(Dataset records)
┄┄┄┄┄┄

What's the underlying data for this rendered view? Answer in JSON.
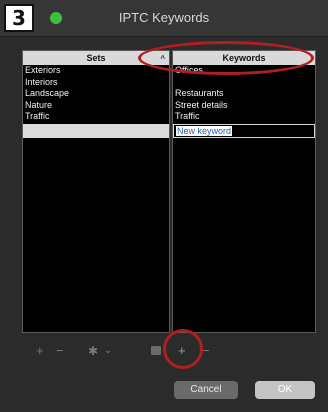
{
  "window": {
    "title": "IPTC Keywords",
    "traffic_light_color": "#3fbf3f"
  },
  "step_badge": "3",
  "sets_panel": {
    "header": "Sets",
    "sort_icon": "^",
    "items": [
      "Exteriors",
      "Interiors",
      "Landscape",
      "Nature",
      "Traffic"
    ]
  },
  "keywords_panel": {
    "header": "Keywords",
    "items": [
      "Offices",
      "",
      "Restaurants",
      "Street details",
      "Traffic"
    ],
    "edit_value": "New keyword"
  },
  "toolbar": {
    "sets_add": "+",
    "sets_remove": "−",
    "gear_icon": "✱",
    "gear_caret": "⌄",
    "keywords_add": "+",
    "keywords_remove": "−"
  },
  "buttons": {
    "cancel": "Cancel",
    "ok": "OK"
  },
  "colors": {
    "annotation_red": "#b01e22",
    "panel_header_bg": "#d9d9d9",
    "edit_text": "#1a5fbf"
  }
}
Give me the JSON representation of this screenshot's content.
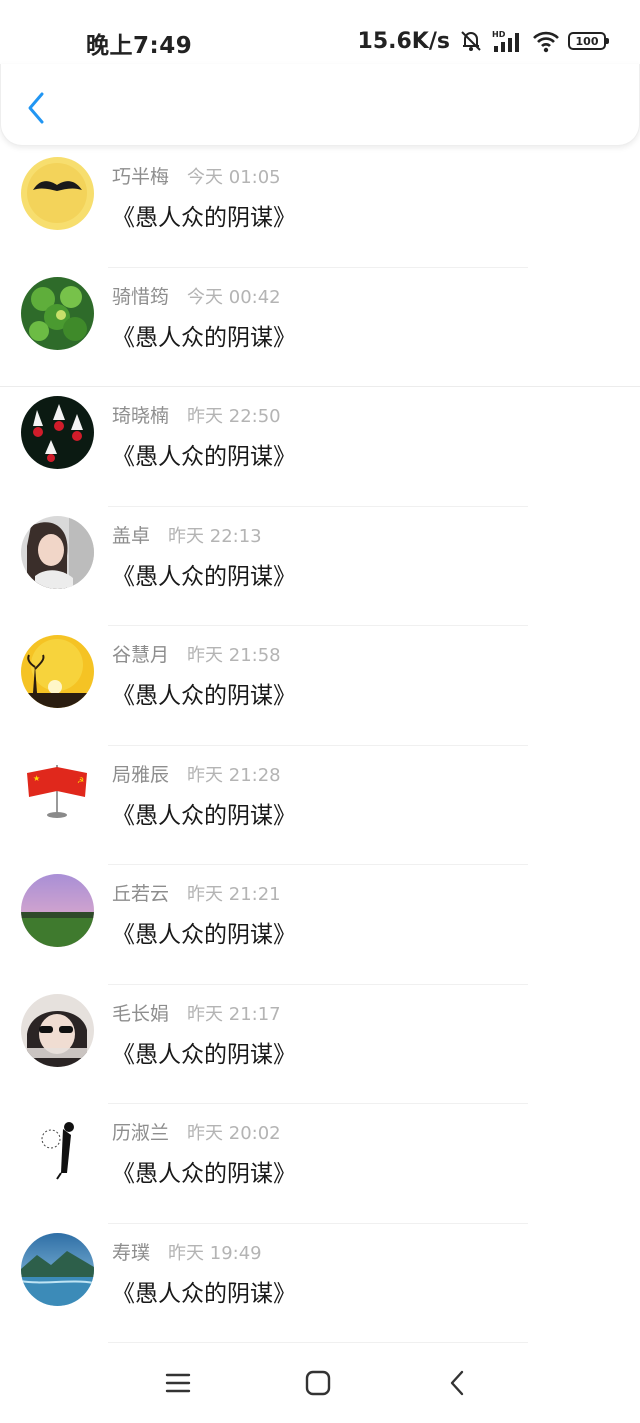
{
  "status_bar": {
    "time": "晚上7:49",
    "net_speed": "15.6K/s",
    "battery": "100",
    "icons": [
      "mute-bell-icon",
      "hd-signal-icon",
      "wifi-icon",
      "battery-icon"
    ]
  },
  "header": {
    "back_icon": "chevron-left-icon",
    "accent_color": "#2196F3"
  },
  "list": {
    "items": [
      {
        "name": "巧半梅",
        "time": "今天 01:05",
        "message": "《愚人众的阴谋》",
        "avatar": "mustache-yellow-avatar"
      },
      {
        "name": "骑惜筠",
        "time": "今天 00:42",
        "message": "《愚人众的阴谋》",
        "avatar": "clover-avatar"
      },
      {
        "name": "琦晓楠",
        "time": "昨天 22:50",
        "message": "《愚人众的阴谋》",
        "avatar": "fuchsia-flower-avatar"
      },
      {
        "name": "盖卓",
        "time": "昨天 22:13",
        "message": "《愚人众的阴谋》",
        "avatar": "girl-portrait-avatar"
      },
      {
        "name": "谷慧月",
        "time": "昨天 21:58",
        "message": "《愚人众的阴谋》",
        "avatar": "sunset-avatar"
      },
      {
        "name": "局雅辰",
        "time": "昨天 21:28",
        "message": "《愚人众的阴谋》",
        "avatar": "flags-avatar"
      },
      {
        "name": "丘若云",
        "time": "昨天 21:21",
        "message": "《愚人众的阴谋》",
        "avatar": "purple-sky-field-avatar"
      },
      {
        "name": "毛长娟",
        "time": "昨天 21:17",
        "message": "《愚人众的阴谋》",
        "avatar": "sunglasses-avatar"
      },
      {
        "name": "历淑兰",
        "time": "昨天 20:02",
        "message": "《愚人众的阴谋》",
        "avatar": "dandelion-figure-avatar"
      },
      {
        "name": "寿璞",
        "time": "昨天 19:49",
        "message": "《愚人众的阴谋》",
        "avatar": "lake-landscape-avatar"
      }
    ]
  },
  "nav_bar": {
    "icons": [
      "menu-icon",
      "home-square-icon",
      "back-triangle-icon"
    ]
  }
}
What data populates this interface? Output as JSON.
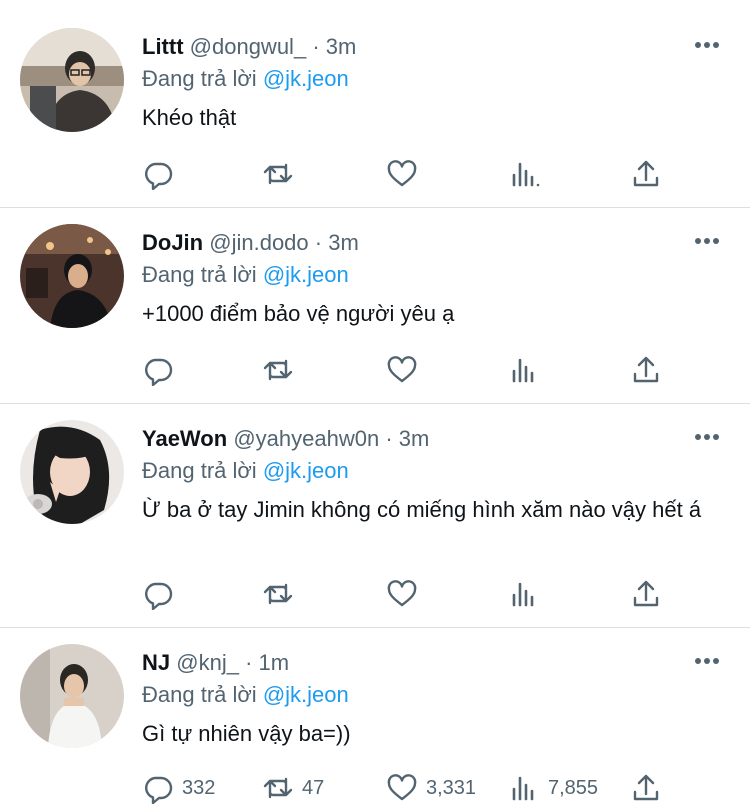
{
  "tweets": [
    {
      "name": "Littt",
      "handle": "@dongwul_",
      "separator": "·",
      "time": "3m",
      "reply_prefix": "Đang trả lời",
      "reply_to": "@jk.jeon",
      "text": "Khéo thật",
      "counts": {
        "reply": "",
        "retweet": "",
        "like": "",
        "views": ""
      },
      "avatar_colors": {
        "bg": "#b9aa97",
        "fg": "#3b3634",
        "accent": "#d9cfc2"
      }
    },
    {
      "name": "DoJin",
      "handle": "@jin.dodo",
      "separator": "·",
      "time": "3m",
      "reply_prefix": "Đang trả lời",
      "reply_to": "@jk.jeon",
      "text": "+1000 điểm bảo vệ người yêu ạ",
      "counts": {
        "reply": "",
        "retweet": "",
        "like": "",
        "views": ""
      },
      "avatar_colors": {
        "bg": "#5a3d30",
        "fg": "#17171a",
        "accent": "#d8a07a"
      }
    },
    {
      "name": "YaeWon",
      "handle": "@yahyeahw0n",
      "separator": "·",
      "time": "3m",
      "reply_prefix": "Đang trả lời",
      "reply_to": "@jk.jeon",
      "text": "Ừ ba ở tay Jimin không có miếng hình xăm nào vậy hết á",
      "counts": {
        "reply": "",
        "retweet": "",
        "like": "",
        "views": ""
      },
      "avatar_colors": {
        "bg": "#e9e6e3",
        "fg": "#222222",
        "accent": "#f2c9b8"
      }
    },
    {
      "name": "NJ",
      "handle": "@knj_",
      "separator": "·",
      "time": "1m",
      "reply_prefix": "Đang trả lời",
      "reply_to": "@jk.jeon",
      "text": "Gì tự nhiên vậy ba=))",
      "counts": {
        "reply": "332",
        "retweet": "47",
        "like": "3,331",
        "views": "7,855"
      },
      "avatar_colors": {
        "bg": "#cfc8c0",
        "fg": "#f4f4f2",
        "accent": "#2a2624"
      }
    }
  ],
  "icons": [
    "reply-icon",
    "retweet-icon",
    "like-icon",
    "views-icon",
    "share-icon",
    "more-icon"
  ],
  "colors": {
    "text": "#0f1419",
    "muted": "#536471",
    "link": "#1d9bf0",
    "divider": "#dcdfe3"
  }
}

┄┄┄┄┄┄

Using the records above, output their complete text exactly, minus any images.

What's the underlying data for this rendered view? Answer in JSON.
{
  "window": {
    "title": "IPTC Keywords",
    "traffic_light_color": "#3fbf3f"
  },
  "step_badge": "3",
  "sets_panel": {
    "header": "Sets",
    "sort_icon": "^",
    "items": [
      "Exteriors",
      "Interiors",
      "Landscape",
      "Nature",
      "Traffic"
    ]
  },
  "keywords_panel": {
    "header": "Keywords",
    "items": [
      "Offices",
      "",
      "Restaurants",
      "Street details",
      "Traffic"
    ],
    "edit_value": "New keyword"
  },
  "toolbar": {
    "sets_add": "+",
    "sets_remove": "−",
    "gear_icon": "✱",
    "gear_caret": "⌄",
    "keywords_add": "+",
    "keywords_remove": "−"
  },
  "buttons": {
    "cancel": "Cancel",
    "ok": "OK"
  },
  "colors": {
    "annotation_red": "#b01e22",
    "panel_header_bg": "#d9d9d9",
    "edit_text": "#1a5fbf"
  }
}
Give me the JSON representation of this screenshot's content.
{
  "status_bar": {
    "time": "晚上7:49",
    "net_speed": "15.6K/s",
    "battery": "100",
    "icons": [
      "mute-bell-icon",
      "hd-signal-icon",
      "wifi-icon",
      "battery-icon"
    ]
  },
  "header": {
    "back_icon": "chevron-left-icon",
    "accent_color": "#2196F3"
  },
  "list": {
    "items": [
      {
        "name": "巧半梅",
        "time": "今天 01:05",
        "message": "《愚人众的阴谋》",
        "avatar": "mustache-yellow-avatar"
      },
      {
        "name": "骑惜筠",
        "time": "今天 00:42",
        "message": "《愚人众的阴谋》",
        "avatar": "clover-avatar"
      },
      {
        "name": "琦晓楠",
        "time": "昨天 22:50",
        "message": "《愚人众的阴谋》",
        "avatar": "fuchsia-flower-avatar"
      },
      {
        "name": "盖卓",
        "time": "昨天 22:13",
        "message": "《愚人众的阴谋》",
        "avatar": "girl-portrait-avatar"
      },
      {
        "name": "谷慧月",
        "time": "昨天 21:58",
        "message": "《愚人众的阴谋》",
        "avatar": "sunset-avatar"
      },
      {
        "name": "局雅辰",
        "time": "昨天 21:28",
        "message": "《愚人众的阴谋》",
        "avatar": "flags-avatar"
      },
      {
        "name": "丘若云",
        "time": "昨天 21:21",
        "message": "《愚人众的阴谋》",
        "avatar": "purple-sky-field-avatar"
      },
      {
        "name": "毛长娟",
        "time": "昨天 21:17",
        "message": "《愚人众的阴谋》",
        "avatar": "sunglasses-avatar"
      },
      {
        "name": "历淑兰",
        "time": "昨天 20:02",
        "message": "《愚人众的阴谋》",
        "avatar": "dandelion-figure-avatar"
      },
      {
        "name": "寿璞",
        "time": "昨天 19:49",
        "message": "《愚人众的阴谋》",
        "avatar": "lake-landscape-avatar"
      }
    ]
  },
  "nav_bar": {
    "icons": [
      "menu-icon",
      "home-square-icon",
      "back-triangle-icon"
    ]
  }
}
What data populates this interface? Output as JSON.
{
  "tweets": [
    {
      "name": "Littt",
      "handle": "@dongwul_",
      "separator": "·",
      "time": "3m",
      "reply_prefix": "Đang trả lời",
      "reply_to": "@jk.jeon",
      "text": "Khéo thật",
      "counts": {
        "reply": "",
        "retweet": "",
        "like": "",
        "views": ""
      },
      "avatar_colors": {
        "bg": "#b9aa97",
        "fg": "#3b3634",
        "accent": "#d9cfc2"
      }
    },
    {
      "name": "DoJin",
      "handle": "@jin.dodo",
      "separator": "·",
      "time": "3m",
      "reply_prefix": "Đang trả lời",
      "reply_to": "@jk.jeon",
      "text": "+1000 điểm bảo vệ người yêu ạ",
      "counts": {
        "reply": "",
        "retweet": "",
        "like": "",
        "views": ""
      },
      "avatar_colors": {
        "bg": "#5a3d30",
        "fg": "#17171a",
        "accent": "#d8a07a"
      }
    },
    {
      "name": "YaeWon",
      "handle": "@yahyeahw0n",
      "separator": "·",
      "time": "3m",
      "reply_prefix": "Đang trả lời",
      "reply_to": "@jk.jeon",
      "text": "Ừ ba ở tay Jimin không có miếng hình xăm nào vậy hết á",
      "counts": {
        "reply": "",
        "retweet": "",
        "like": "",
        "views": ""
      },
      "avatar_colors": {
        "bg": "#e9e6e3",
        "fg": "#222222",
        "accent": "#f2c9b8"
      }
    },
    {
      "name": "NJ",
      "handle": "@knj_",
      "separator": "·",
      "time": "1m",
      "reply_prefix": "Đang trả lời",
      "reply_to": "@jk.jeon",
      "text": "Gì tự nhiên vậy ba=))",
      "counts": {
        "reply": "332",
        "retweet": "47",
        "like": "3,331",
        "views": "7,855"
      },
      "avatar_colors": {
        "bg": "#cfc8c0",
        "fg": "#f4f4f2",
        "accent": "#2a2624"
      }
    }
  ],
  "icons": [
    "reply-icon",
    "retweet-icon",
    "like-icon",
    "views-icon",
    "share-icon",
    "more-icon"
  ],
  "colors": {
    "text": "#0f1419",
    "muted": "#536471",
    "link": "#1d9bf0",
    "divider": "#dcdfe3"
  }
}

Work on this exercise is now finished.